**The exercise:**
Say how many lines in the records include the string "HoloLens", adding no other words.

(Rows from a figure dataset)
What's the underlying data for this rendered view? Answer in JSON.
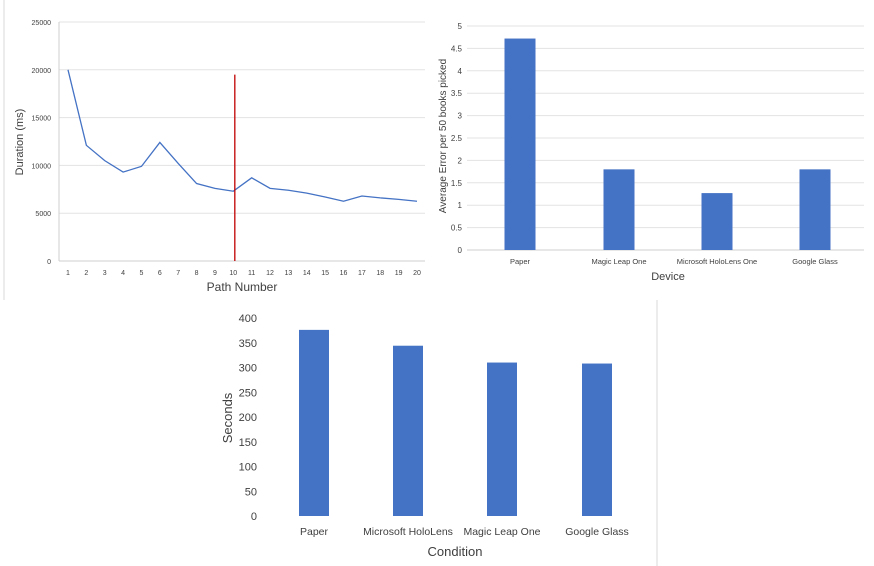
{
  "chart_data": [
    {
      "type": "line",
      "xlabel": "Path Number",
      "ylabel": "Duration (ms)",
      "ylim": [
        0,
        25000
      ],
      "yticks": [
        "0",
        "5000",
        "10000",
        "15000",
        "20000",
        "25000"
      ],
      "categories": [
        "1",
        "2",
        "3",
        "4",
        "5",
        "6",
        "7",
        "8",
        "9",
        "10",
        "11",
        "12",
        "13",
        "14",
        "15",
        "16",
        "17",
        "18",
        "19",
        "20"
      ],
      "values": [
        20000,
        12100,
        10500,
        9300,
        9900,
        12400,
        10200,
        8100,
        7600,
        7300,
        8700,
        7600,
        7400,
        7100,
        6700,
        6250,
        6800,
        6600,
        6450,
        6250
      ],
      "vertical_marker": {
        "x": 10,
        "y_top": 19500,
        "color": "#c00000"
      },
      "line_color": "#4472c4",
      "grid": true
    },
    {
      "type": "bar",
      "xlabel": "Device",
      "ylabel": "Average Error per 50 books picked",
      "ylim": [
        0,
        5
      ],
      "yticks": [
        "0",
        "0.5",
        "1",
        "1.5",
        "2",
        "2.5",
        "3",
        "3.5",
        "4",
        "4.5",
        "5"
      ],
      "categories": [
        "Paper",
        "Magic Leap One",
        "Microsoft HoloLens One",
        "Google Glass"
      ],
      "values": [
        4.72,
        1.8,
        1.27,
        1.8
      ],
      "bar_color": "#4472c4",
      "grid": true
    },
    {
      "type": "bar",
      "xlabel": "Condition",
      "ylabel": "Seconds",
      "ylim": [
        0,
        400
      ],
      "yticks": [
        "0",
        "50",
        "100",
        "150",
        "200",
        "250",
        "300",
        "350",
        "400"
      ],
      "categories": [
        "Paper",
        "Microsoft HoloLens",
        "Magic Leap One",
        "Google Glass"
      ],
      "values": [
        376,
        344,
        310,
        308
      ],
      "bar_color": "#4472c4",
      "grid": false
    }
  ]
}
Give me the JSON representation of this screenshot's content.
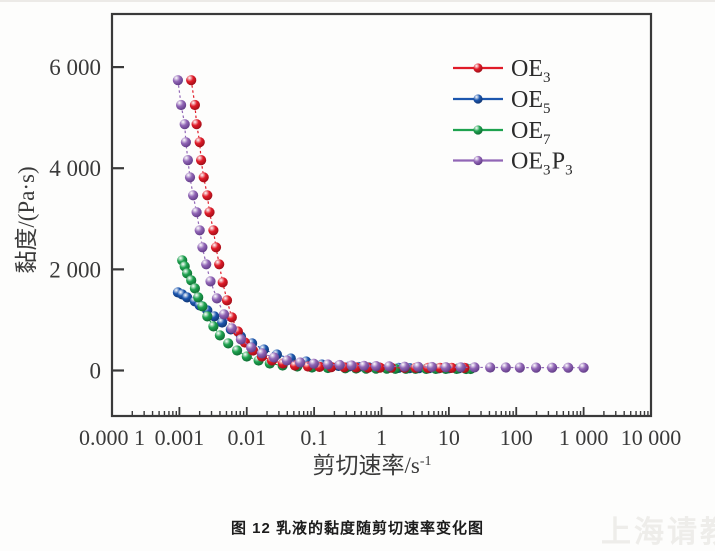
{
  "figure": {
    "caption": "图 12  乳液的黏度随剪切速率变化图",
    "watermark": "上海请教"
  },
  "chart_data": {
    "type": "scatter",
    "x_scale": "log",
    "title": "",
    "xlabel": "剪切速率/s",
    "xlabel_sup": "-1",
    "ylabel": "黏度/(Pa·s)",
    "xlim": [
      0.0001,
      10000
    ],
    "ylim": [
      -900,
      7050
    ],
    "grid": false,
    "legend_position": "top-right",
    "x_ticks": {
      "values": [
        0.0001,
        0.001,
        0.01,
        0.1,
        1,
        10,
        100,
        1000,
        10000
      ],
      "labels": [
        "0.000 1",
        "0.001",
        "0.01",
        "0.1",
        "1",
        "10",
        "100",
        "1 000",
        "10 000"
      ]
    },
    "y_ticks": {
      "values": [
        0,
        2000,
        4000,
        6000
      ],
      "labels": [
        "0",
        "2 000",
        "4 000",
        "6 000"
      ]
    },
    "axis_color": "#3a3a3a",
    "series": [
      {
        "name": "OE3",
        "label_parts": [
          [
            "OE",
            "3"
          ]
        ],
        "color": "#e01b28",
        "color_dark": "#8e0b14",
        "z": 3,
        "points": [
          [
            0.0015,
            5740
          ],
          [
            0.0017,
            5250
          ],
          [
            0.0018,
            4870
          ],
          [
            0.002,
            4515
          ],
          [
            0.0021,
            4160
          ],
          [
            0.0023,
            3820
          ],
          [
            0.0026,
            3465
          ],
          [
            0.0028,
            3130
          ],
          [
            0.0032,
            2772
          ],
          [
            0.0035,
            2436
          ],
          [
            0.0039,
            2100
          ],
          [
            0.0044,
            1743
          ],
          [
            0.0051,
            1386
          ],
          [
            0.006,
            1050
          ],
          [
            0.0074,
            772
          ],
          [
            0.0094,
            554
          ],
          [
            0.0124,
            396
          ],
          [
            0.0168,
            277
          ],
          [
            0.0237,
            198
          ],
          [
            0.0344,
            139
          ],
          [
            0.052,
            99
          ],
          [
            0.081,
            79
          ],
          [
            0.12,
            71
          ],
          [
            0.18,
            67
          ],
          [
            0.28,
            63
          ],
          [
            0.42,
            60
          ],
          [
            0.63,
            58
          ],
          [
            0.95,
            56
          ],
          [
            1.4,
            55
          ],
          [
            2.2,
            54
          ],
          [
            3.2,
            53
          ],
          [
            4.9,
            52
          ],
          [
            7.4,
            52
          ],
          [
            11,
            51
          ],
          [
            17,
            51
          ]
        ]
      },
      {
        "name": "OE5",
        "label_parts": [
          [
            "OE",
            "5"
          ]
        ],
        "color": "#1c56ae",
        "color_dark": "#0c2d63",
        "z": 1,
        "points": [
          [
            0.00095,
            1545
          ],
          [
            0.0011,
            1505
          ],
          [
            0.0013,
            1446
          ],
          [
            0.0017,
            1366
          ],
          [
            0.002,
            1287
          ],
          [
            0.0026,
            1188
          ],
          [
            0.0033,
            1069
          ],
          [
            0.0043,
            950
          ],
          [
            0.0058,
            812
          ],
          [
            0.0082,
            673
          ],
          [
            0.012,
            535
          ],
          [
            0.018,
            416
          ],
          [
            0.028,
            317
          ],
          [
            0.045,
            238
          ],
          [
            0.076,
            178
          ],
          [
            0.13,
            119
          ],
          [
            0.23,
            90
          ],
          [
            0.33,
            78
          ],
          [
            0.46,
            70
          ],
          [
            0.65,
            64
          ],
          [
            0.92,
            59
          ],
          [
            1.3,
            55
          ],
          [
            1.8,
            51
          ],
          [
            2.6,
            48
          ],
          [
            3.6,
            46
          ],
          [
            5.1,
            45
          ],
          [
            7.1,
            44
          ],
          [
            10,
            43
          ],
          [
            14,
            42
          ],
          [
            18,
            41
          ]
        ]
      },
      {
        "name": "OE7",
        "label_parts": [
          [
            "OE",
            "7"
          ]
        ],
        "color": "#1ea24f",
        "color_dark": "#0b5e2b",
        "z": 2,
        "points": [
          [
            0.0011,
            2178
          ],
          [
            0.0012,
            2059
          ],
          [
            0.0013,
            1921
          ],
          [
            0.0015,
            1782
          ],
          [
            0.0017,
            1624
          ],
          [
            0.0019,
            1446
          ],
          [
            0.0022,
            1267
          ],
          [
            0.0026,
            1069
          ],
          [
            0.0032,
            871
          ],
          [
            0.004,
            693
          ],
          [
            0.0053,
            535
          ],
          [
            0.0072,
            396
          ],
          [
            0.01,
            277
          ],
          [
            0.015,
            198
          ],
          [
            0.022,
            139
          ],
          [
            0.034,
            99
          ],
          [
            0.056,
            79
          ],
          [
            0.093,
            59
          ],
          [
            0.16,
            50
          ],
          [
            0.29,
            43
          ],
          [
            0.42,
            40
          ],
          [
            0.59,
            38
          ],
          [
            0.83,
            36
          ],
          [
            1.2,
            35
          ],
          [
            1.6,
            34
          ],
          [
            2.3,
            33
          ],
          [
            3.2,
            33
          ],
          [
            4.6,
            32
          ],
          [
            6.4,
            32
          ],
          [
            9,
            31
          ],
          [
            13,
            31
          ],
          [
            18,
            30
          ],
          [
            21,
            30
          ]
        ]
      },
      {
        "name": "OE3P3",
        "label_parts": [
          [
            "OE",
            "3"
          ],
          [
            "P",
            "3"
          ]
        ],
        "color": "#9166b6",
        "color_dark": "#55307a",
        "z": 4,
        "points": [
          [
            0.00095,
            5740
          ],
          [
            0.00106,
            5250
          ],
          [
            0.0012,
            4870
          ],
          [
            0.00125,
            4515
          ],
          [
            0.00134,
            4160
          ],
          [
            0.00144,
            3820
          ],
          [
            0.0016,
            3465
          ],
          [
            0.0018,
            3130
          ],
          [
            0.002,
            2772
          ],
          [
            0.0022,
            2436
          ],
          [
            0.0025,
            2100
          ],
          [
            0.0029,
            1762
          ],
          [
            0.0036,
            1426
          ],
          [
            0.0046,
            1109
          ],
          [
            0.006,
            832
          ],
          [
            0.0082,
            614
          ],
          [
            0.0116,
            455
          ],
          [
            0.0168,
            337
          ],
          [
            0.0254,
            257
          ],
          [
            0.0395,
            198
          ],
          [
            0.062,
            158
          ],
          [
            0.099,
            135
          ],
          [
            0.16,
            119
          ],
          [
            0.24,
            109
          ],
          [
            0.36,
            99
          ],
          [
            0.55,
            92
          ],
          [
            0.83,
            86
          ],
          [
            1.3,
            80
          ],
          [
            2.2,
            75
          ],
          [
            3.5,
            72
          ],
          [
            5.6,
            69
          ],
          [
            9,
            66
          ],
          [
            15,
            64
          ],
          [
            24,
            62
          ],
          [
            41,
            60
          ],
          [
            70,
            59
          ],
          [
            113,
            58
          ],
          [
            197,
            57
          ],
          [
            340,
            56
          ],
          [
            590,
            55
          ],
          [
            1000,
            55
          ]
        ]
      }
    ]
  }
}
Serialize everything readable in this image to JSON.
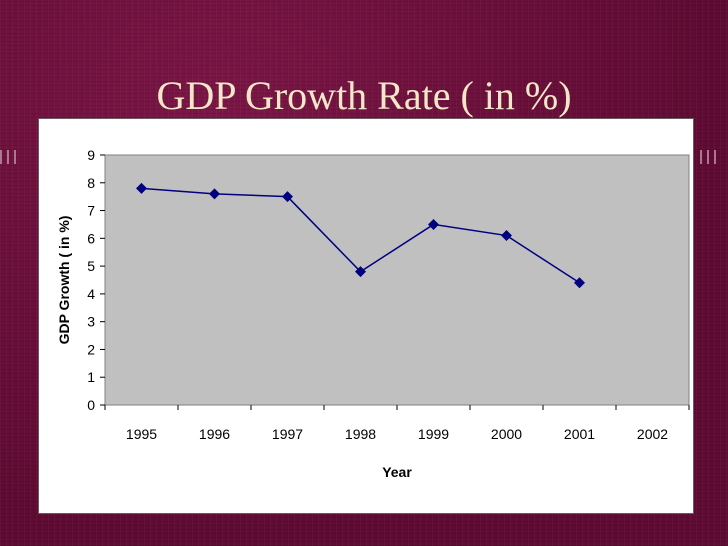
{
  "slide": {
    "title": "GDP Growth Rate ( in %)"
  },
  "colors": {
    "background": "#6b0f3a",
    "title": "#f2e7c8",
    "plot_area": "#c0c0c0",
    "series": "#000080"
  },
  "chart_data": {
    "type": "line",
    "title": "",
    "xlabel": "Year",
    "ylabel": "GDP Growth ( in %)",
    "categories": [
      "1995",
      "1996",
      "1997",
      "1998",
      "1999",
      "2000",
      "2001",
      "2002"
    ],
    "series": [
      {
        "values": [
          7.8,
          7.6,
          7.5,
          4.8,
          6.5,
          6.1,
          4.4,
          null
        ],
        "marker": "diamond"
      }
    ],
    "ylim": [
      0,
      9
    ],
    "yticks": [
      0,
      1,
      2,
      3,
      4,
      5,
      6,
      7,
      8,
      9
    ],
    "grid": false,
    "legend": "none"
  }
}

**Solution:**
2